=== EXERCISE ===
In the records that follow, locate every line with "keine" and extract it.

[Items from a dataset]
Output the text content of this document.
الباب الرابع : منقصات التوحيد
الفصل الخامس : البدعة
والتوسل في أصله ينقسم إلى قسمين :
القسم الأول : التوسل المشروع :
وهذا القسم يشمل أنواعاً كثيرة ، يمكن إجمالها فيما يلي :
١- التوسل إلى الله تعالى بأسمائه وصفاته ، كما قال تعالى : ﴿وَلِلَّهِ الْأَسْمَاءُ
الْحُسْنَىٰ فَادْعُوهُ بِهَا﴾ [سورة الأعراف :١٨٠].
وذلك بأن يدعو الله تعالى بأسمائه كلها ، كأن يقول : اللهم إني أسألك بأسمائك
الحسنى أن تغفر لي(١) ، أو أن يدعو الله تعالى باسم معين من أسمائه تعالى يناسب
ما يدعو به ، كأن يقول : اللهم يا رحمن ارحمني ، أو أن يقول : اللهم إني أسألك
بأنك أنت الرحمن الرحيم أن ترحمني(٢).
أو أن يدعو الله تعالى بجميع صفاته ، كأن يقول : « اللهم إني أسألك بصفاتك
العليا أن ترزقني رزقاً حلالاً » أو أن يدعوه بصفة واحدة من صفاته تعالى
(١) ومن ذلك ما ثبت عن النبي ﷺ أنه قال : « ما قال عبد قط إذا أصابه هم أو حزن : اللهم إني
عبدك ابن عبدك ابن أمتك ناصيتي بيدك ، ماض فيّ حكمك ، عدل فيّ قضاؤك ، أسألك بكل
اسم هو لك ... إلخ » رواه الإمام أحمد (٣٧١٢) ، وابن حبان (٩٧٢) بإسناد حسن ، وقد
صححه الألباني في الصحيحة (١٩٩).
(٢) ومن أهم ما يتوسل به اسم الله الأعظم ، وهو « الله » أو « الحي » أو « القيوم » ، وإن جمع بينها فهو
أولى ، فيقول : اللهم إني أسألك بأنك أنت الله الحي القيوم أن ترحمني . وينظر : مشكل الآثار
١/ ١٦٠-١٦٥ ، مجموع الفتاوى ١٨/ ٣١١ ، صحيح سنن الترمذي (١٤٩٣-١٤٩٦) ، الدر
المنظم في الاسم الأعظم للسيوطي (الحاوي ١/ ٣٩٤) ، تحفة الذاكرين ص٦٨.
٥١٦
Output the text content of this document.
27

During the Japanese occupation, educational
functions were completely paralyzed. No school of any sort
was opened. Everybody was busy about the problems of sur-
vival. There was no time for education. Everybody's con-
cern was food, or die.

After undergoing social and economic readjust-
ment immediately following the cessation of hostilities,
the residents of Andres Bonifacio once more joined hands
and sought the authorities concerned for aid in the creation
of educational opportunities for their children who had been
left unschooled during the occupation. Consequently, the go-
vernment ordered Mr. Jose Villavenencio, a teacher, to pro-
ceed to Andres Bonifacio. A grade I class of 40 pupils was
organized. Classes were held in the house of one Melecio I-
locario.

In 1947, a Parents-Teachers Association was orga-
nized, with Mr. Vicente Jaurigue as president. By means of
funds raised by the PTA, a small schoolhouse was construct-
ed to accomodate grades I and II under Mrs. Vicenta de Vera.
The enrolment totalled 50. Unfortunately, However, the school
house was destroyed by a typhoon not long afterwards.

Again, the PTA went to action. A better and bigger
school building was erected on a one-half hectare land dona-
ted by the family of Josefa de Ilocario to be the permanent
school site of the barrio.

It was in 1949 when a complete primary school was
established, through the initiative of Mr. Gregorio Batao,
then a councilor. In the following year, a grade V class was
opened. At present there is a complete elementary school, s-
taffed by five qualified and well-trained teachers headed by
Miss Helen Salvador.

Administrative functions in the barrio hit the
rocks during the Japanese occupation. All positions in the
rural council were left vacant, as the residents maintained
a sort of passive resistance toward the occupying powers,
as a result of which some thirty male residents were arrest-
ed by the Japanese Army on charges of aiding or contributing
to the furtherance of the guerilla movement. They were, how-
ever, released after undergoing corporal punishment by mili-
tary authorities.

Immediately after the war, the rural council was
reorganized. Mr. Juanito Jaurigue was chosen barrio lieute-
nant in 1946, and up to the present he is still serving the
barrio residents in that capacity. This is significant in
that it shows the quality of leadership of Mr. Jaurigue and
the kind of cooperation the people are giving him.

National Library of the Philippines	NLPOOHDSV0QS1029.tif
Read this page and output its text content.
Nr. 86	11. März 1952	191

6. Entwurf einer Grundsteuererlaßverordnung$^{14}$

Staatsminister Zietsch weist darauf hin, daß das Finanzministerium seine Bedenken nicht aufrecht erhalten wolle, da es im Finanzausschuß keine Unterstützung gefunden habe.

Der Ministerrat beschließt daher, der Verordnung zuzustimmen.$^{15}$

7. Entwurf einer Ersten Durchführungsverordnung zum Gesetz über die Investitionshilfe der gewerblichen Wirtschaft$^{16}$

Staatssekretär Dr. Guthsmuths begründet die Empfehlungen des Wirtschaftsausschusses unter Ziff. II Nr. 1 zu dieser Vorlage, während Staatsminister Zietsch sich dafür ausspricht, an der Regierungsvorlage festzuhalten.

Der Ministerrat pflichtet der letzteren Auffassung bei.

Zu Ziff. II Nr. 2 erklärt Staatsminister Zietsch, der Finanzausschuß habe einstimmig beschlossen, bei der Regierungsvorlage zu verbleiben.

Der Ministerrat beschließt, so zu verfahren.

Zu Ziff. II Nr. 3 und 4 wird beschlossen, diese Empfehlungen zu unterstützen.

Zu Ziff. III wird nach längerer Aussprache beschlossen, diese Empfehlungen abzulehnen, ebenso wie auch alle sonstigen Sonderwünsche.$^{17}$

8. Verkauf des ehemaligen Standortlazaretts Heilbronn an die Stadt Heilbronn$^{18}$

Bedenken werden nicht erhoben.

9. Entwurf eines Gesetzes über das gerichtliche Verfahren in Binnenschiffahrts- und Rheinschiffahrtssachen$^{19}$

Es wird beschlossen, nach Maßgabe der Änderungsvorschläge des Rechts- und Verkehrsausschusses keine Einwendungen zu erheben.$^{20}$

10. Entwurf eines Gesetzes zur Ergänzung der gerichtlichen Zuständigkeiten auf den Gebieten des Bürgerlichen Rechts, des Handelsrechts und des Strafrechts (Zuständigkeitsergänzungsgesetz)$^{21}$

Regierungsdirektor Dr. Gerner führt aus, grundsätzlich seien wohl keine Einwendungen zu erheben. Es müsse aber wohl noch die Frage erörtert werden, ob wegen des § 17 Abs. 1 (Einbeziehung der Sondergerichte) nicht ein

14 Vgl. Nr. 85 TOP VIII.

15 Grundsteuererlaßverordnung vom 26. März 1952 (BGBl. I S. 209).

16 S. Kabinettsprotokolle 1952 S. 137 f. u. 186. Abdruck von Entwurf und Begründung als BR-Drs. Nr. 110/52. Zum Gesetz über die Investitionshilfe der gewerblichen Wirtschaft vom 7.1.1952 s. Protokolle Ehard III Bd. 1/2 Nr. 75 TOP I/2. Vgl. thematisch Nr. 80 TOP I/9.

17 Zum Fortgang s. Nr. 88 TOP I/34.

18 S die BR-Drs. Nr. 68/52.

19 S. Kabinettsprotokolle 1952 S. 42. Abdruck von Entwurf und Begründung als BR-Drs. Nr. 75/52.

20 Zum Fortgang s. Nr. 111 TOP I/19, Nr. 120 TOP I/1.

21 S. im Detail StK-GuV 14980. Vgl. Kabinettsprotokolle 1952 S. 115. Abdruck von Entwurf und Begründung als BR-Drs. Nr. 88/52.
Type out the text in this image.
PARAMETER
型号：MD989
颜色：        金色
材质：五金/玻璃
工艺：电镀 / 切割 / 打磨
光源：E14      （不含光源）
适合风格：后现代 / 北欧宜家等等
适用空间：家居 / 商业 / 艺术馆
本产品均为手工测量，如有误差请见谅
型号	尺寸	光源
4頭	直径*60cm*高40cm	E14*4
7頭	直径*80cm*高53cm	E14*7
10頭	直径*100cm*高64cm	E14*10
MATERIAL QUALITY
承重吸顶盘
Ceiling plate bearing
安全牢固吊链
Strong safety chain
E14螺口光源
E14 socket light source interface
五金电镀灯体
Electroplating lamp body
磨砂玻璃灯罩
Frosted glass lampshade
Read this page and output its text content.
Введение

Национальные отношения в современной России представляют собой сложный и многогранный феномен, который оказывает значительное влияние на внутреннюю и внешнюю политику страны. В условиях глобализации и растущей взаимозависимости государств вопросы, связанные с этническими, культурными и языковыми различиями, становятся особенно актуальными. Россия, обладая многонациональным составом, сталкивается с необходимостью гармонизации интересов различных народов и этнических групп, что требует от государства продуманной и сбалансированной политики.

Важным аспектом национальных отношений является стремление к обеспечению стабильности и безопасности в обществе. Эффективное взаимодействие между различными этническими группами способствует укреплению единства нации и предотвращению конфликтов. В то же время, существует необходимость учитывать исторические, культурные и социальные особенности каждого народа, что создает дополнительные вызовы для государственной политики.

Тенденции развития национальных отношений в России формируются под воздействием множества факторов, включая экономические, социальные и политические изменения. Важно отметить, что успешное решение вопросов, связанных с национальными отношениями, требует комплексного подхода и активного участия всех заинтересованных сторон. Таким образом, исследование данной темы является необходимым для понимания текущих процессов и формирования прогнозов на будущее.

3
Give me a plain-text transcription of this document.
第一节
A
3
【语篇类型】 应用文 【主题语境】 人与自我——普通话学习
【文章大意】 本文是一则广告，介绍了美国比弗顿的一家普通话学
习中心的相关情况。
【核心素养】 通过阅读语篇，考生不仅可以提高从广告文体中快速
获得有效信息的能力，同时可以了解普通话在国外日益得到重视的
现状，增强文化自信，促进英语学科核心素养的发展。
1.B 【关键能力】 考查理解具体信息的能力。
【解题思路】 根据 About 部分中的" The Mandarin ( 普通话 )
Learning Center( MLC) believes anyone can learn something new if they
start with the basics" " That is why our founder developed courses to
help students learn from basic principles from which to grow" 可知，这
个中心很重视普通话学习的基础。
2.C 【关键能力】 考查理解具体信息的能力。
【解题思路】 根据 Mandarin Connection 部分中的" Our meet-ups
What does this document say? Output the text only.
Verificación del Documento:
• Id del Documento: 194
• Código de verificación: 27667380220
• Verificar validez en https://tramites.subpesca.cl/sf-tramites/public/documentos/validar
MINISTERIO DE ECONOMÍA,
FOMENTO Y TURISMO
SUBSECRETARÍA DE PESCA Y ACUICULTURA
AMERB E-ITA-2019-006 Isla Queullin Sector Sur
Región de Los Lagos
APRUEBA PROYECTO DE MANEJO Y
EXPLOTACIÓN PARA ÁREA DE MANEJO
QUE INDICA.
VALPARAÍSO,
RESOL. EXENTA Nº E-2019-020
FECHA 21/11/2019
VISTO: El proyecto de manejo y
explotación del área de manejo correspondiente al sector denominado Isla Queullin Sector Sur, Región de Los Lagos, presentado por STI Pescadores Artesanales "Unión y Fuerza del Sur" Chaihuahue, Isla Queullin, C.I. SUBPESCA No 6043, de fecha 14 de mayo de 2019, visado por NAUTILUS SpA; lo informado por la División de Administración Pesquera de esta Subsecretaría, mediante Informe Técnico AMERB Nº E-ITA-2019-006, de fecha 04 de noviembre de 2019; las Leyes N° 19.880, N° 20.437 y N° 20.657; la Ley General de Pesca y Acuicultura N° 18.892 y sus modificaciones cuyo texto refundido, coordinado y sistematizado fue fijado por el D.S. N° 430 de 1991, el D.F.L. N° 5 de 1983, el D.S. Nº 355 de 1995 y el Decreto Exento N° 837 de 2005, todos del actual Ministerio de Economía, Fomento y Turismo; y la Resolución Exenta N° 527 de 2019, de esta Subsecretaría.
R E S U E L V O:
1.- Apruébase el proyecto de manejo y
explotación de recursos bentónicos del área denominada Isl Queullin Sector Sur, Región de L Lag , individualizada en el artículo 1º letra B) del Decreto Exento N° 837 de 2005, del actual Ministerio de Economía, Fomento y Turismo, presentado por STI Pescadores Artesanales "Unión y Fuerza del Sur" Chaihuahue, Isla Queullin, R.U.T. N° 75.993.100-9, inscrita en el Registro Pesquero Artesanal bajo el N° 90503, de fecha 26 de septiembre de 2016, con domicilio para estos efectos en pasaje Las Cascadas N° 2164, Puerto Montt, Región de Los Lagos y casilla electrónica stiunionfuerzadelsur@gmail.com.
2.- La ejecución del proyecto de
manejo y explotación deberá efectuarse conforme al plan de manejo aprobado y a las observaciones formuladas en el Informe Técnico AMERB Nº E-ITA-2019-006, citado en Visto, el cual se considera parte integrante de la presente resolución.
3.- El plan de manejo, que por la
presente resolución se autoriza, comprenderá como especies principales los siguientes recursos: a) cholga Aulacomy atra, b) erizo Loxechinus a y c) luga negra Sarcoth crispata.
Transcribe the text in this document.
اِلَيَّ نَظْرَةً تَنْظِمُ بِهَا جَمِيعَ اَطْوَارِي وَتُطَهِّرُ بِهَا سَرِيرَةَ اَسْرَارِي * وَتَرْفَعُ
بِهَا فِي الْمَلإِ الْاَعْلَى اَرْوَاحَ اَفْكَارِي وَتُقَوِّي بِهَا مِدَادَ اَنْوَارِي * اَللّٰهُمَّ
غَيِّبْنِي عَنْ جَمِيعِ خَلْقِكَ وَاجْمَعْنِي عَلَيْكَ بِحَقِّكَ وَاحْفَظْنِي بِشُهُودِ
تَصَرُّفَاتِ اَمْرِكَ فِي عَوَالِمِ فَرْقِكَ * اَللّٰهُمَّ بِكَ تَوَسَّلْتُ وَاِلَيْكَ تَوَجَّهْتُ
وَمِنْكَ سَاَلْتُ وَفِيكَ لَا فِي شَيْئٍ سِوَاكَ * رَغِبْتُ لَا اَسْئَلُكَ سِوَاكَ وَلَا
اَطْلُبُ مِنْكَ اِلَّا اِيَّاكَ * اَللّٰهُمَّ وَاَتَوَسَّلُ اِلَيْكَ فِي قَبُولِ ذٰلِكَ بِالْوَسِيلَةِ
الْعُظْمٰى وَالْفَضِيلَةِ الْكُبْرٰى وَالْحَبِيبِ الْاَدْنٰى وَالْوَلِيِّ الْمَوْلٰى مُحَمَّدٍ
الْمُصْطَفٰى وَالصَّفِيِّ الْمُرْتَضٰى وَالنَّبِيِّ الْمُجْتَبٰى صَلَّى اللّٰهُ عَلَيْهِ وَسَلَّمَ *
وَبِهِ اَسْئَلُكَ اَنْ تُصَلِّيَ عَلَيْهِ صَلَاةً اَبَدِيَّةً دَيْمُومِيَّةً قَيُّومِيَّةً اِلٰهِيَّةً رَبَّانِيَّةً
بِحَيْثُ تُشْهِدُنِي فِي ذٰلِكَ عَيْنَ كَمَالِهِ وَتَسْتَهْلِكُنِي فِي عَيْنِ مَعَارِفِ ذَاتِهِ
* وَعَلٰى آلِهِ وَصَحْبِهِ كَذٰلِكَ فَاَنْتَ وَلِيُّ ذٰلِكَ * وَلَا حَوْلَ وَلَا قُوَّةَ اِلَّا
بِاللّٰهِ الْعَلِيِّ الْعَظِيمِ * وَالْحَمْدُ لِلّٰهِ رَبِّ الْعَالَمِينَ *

=== ANSWER IN FULL ===
Staatsminister Zietsch weist darauf hin, daß das Finanzministerium seine Bedenken nicht aufrecht erhalten wolle, da es im Finanzausschuß keine Unterstützung gefunden habe.
Es wird beschlossen, nach Maßgabe der Änderungsvorschläge des Rechts- und Verkehrsausschusses keine Einwendungen zu erheben.$^{20}$
Regierungsdirektor Dr. Gerner führt aus, grundsätzlich seien wohl keine Einwendungen zu erheben. Es müsse aber wohl noch die Frage erörtert werden, ob wegen des § 17 Abs. 1 (Einbeziehung der Sondergerichte) nicht ein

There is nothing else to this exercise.